■ **TASK REQUIREMENTS**:
Restate the records below word for word.

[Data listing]
· · ·

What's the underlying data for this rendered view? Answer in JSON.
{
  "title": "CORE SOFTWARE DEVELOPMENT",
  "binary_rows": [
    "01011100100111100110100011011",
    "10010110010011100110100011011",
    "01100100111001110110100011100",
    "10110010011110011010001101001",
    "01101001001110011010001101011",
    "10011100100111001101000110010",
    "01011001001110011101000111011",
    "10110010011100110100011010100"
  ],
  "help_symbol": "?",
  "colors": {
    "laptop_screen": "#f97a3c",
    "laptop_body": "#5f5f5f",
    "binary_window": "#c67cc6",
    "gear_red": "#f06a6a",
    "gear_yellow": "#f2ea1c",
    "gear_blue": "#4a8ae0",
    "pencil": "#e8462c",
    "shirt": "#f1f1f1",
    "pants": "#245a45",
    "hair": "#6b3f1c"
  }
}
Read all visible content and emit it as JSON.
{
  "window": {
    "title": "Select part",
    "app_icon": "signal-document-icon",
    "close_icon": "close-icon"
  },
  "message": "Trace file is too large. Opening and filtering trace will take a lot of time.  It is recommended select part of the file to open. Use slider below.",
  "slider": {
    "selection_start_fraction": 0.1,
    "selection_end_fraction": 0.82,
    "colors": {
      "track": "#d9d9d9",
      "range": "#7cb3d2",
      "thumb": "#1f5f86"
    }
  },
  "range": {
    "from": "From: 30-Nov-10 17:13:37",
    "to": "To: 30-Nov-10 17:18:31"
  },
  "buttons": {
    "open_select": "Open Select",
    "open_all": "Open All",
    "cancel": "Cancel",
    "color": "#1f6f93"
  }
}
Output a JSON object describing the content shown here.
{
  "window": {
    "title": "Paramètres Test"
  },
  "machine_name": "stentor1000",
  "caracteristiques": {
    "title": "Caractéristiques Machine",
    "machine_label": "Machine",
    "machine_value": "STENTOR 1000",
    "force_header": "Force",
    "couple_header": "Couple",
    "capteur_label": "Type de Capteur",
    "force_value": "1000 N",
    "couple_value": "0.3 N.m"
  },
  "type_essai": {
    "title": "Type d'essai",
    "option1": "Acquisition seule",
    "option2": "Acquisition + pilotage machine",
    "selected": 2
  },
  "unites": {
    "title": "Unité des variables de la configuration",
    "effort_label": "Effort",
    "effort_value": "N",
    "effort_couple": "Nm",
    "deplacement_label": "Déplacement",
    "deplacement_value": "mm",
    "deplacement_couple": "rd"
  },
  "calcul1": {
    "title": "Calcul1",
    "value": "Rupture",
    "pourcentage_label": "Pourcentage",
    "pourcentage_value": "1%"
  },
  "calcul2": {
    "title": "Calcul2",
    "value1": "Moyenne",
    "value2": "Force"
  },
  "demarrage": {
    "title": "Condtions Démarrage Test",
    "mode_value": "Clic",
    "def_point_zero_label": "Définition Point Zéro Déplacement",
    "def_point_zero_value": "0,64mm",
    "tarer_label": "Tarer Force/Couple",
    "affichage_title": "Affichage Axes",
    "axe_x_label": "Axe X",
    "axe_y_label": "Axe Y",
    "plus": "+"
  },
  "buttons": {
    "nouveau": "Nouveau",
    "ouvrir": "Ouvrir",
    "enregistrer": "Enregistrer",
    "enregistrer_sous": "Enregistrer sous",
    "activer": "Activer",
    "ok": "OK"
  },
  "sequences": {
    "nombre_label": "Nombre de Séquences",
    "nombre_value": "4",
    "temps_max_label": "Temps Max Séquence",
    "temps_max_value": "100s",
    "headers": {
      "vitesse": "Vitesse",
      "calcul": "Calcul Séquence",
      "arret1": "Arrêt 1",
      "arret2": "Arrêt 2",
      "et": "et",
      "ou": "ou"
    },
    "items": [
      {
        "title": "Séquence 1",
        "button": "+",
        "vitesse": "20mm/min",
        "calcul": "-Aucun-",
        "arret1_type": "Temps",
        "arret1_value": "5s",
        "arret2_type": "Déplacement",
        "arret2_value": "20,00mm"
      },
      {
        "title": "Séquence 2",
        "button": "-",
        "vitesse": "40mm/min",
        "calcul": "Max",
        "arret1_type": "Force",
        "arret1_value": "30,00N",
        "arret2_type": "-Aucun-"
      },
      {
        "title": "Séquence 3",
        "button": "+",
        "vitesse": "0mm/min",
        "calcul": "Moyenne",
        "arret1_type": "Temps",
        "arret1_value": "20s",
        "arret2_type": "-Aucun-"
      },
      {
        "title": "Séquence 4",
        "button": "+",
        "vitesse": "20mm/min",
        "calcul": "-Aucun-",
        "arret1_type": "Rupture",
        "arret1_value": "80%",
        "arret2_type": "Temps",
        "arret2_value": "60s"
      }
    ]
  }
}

· · ·

■ **WRITTEN RESPONSE**:
What's the underlying data for this rendered view? Answer in JSON.
{
  "title": "CORE SOFTWARE DEVELOPMENT",
  "binary_rows": [
    "01011100100111100110100011011",
    "10010110010011100110100011011",
    "01100100111001110110100011100",
    "10110010011110011010001101001",
    "01101001001110011010001101011",
    "10011100100111001101000110010",
    "01011001001110011101000111011",
    "10110010011100110100011010100"
  ],
  "help_symbol": "?",
  "colors": {
    "laptop_screen": "#f97a3c",
    "laptop_body": "#5f5f5f",
    "binary_window": "#c67cc6",
    "gear_red": "#f06a6a",
    "gear_yellow": "#f2ea1c",
    "gear_blue": "#4a8ae0",
    "pencil": "#e8462c",
    "shirt": "#f1f1f1",
    "pants": "#245a45",
    "hair": "#6b3f1c"
  }
}
Read all visible content and emit it as JSON.
{
  "window": {
    "title": "Select part",
    "app_icon": "signal-document-icon",
    "close_icon": "close-icon"
  },
  "message": "Trace file is too large. Opening and filtering trace will take a lot of time.  It is recommended select part of the file to open. Use slider below.",
  "slider": {
    "selection_start_fraction": 0.1,
    "selection_end_fraction": 0.82,
    "colors": {
      "track": "#d9d9d9",
      "range": "#7cb3d2",
      "thumb": "#1f5f86"
    }
  },
  "range": {
    "from": "From: 30-Nov-10 17:13:37",
    "to": "To: 30-Nov-10 17:18:31"
  },
  "buttons": {
    "open_select": "Open Select",
    "open_all": "Open All",
    "cancel": "Cancel",
    "color": "#1f6f93"
  }
}
Output a JSON object describing the content shown here.
{
  "window": {
    "title": "Paramètres Test"
  },
  "machine_name": "stentor1000",
  "caracteristiques": {
    "title": "Caractéristiques Machine",
    "machine_label": "Machine",
    "machine_value": "STENTOR 1000",
    "force_header": "Force",
    "couple_header": "Couple",
    "capteur_label": "Type de Capteur",
    "force_value": "1000 N",
    "couple_value": "0.3 N.m"
  },
  "type_essai": {
    "title": "Type d'essai",
    "option1": "Acquisition seule",
    "option2": "Acquisition + pilotage machine",
    "selected": 2
  },
  "unites": {
    "title": "Unité des variables de la configuration",
    "effort_label": "Effort",
    "effort_value": "N",
    "effort_couple": "Nm",
    "deplacement_label": "Déplacement",
    "deplacement_value": "mm",
    "deplacement_couple": "rd"
  },
  "calcul1": {
    "title": "Calcul1",
    "value": "Rupture",
    "pourcentage_label": "Pourcentage",
    "pourcentage_value": "1%"
  },
  "calcul2": {
    "title": "Calcul2",
    "value1": "Moyenne",
    "value2": "Force"
  },
  "demarrage": {
    "title": "Condtions Démarrage Test",
    "mode_value": "Clic",
    "def_point_zero_label": "Définition Point Zéro Déplacement",
    "def_point_zero_value": "0,64mm",
    "tarer_label": "Tarer Force/Couple",
    "affichage_title": "Affichage Axes",
    "axe_x_label": "Axe X",
    "axe_y_label": "Axe Y",
    "plus": "+"
  },
  "buttons": {
    "nouveau": "Nouveau",
    "ouvrir": "Ouvrir",
    "enregistrer": "Enregistrer",
    "enregistrer_sous": "Enregistrer sous",
    "activer": "Activer",
    "ok": "OK"
  },
  "sequences": {
    "nombre_label": "Nombre de Séquences",
    "nombre_value": "4",
    "temps_max_label": "Temps Max Séquence",
    "temps_max_value": "100s",
    "headers": {
      "vitesse": "Vitesse",
      "calcul": "Calcul Séquence",
      "arret1": "Arrêt 1",
      "arret2": "Arrêt 2",
      "et": "et",
      "ou": "ou"
    },
    "items": [
      {
        "title": "Séquence 1",
        "button": "+",
        "vitesse": "20mm/min",
        "calcul": "-Aucun-",
        "arret1_type": "Temps",
        "arret1_value": "5s",
        "arret2_type": "Déplacement",
        "arret2_value": "20,00mm"
      },
      {
        "title": "Séquence 2",
        "button": "-",
        "vitesse": "40mm/min",
        "calcul": "Max",
        "arret1_type": "Force",
        "arret1_value": "30,00N",
        "arret2_type": "-Aucun-"
      },
      {
        "title": "Séquence 3",
        "button": "+",
        "vitesse": "0mm/min",
        "calcul": "Moyenne",
        "arret1_type": "Temps",
        "arret1_value": "20s",
        "arret2_type": "-Aucun-"
      },
      {
        "title": "Séquence 4",
        "button": "+",
        "vitesse": "20mm/min",
        "calcul": "-Aucun-",
        "arret1_type": "Rupture",
        "arret1_value": "80%",
        "arret2_type": "Temps",
        "arret2_value": "60s"
      }
    ]
  }
}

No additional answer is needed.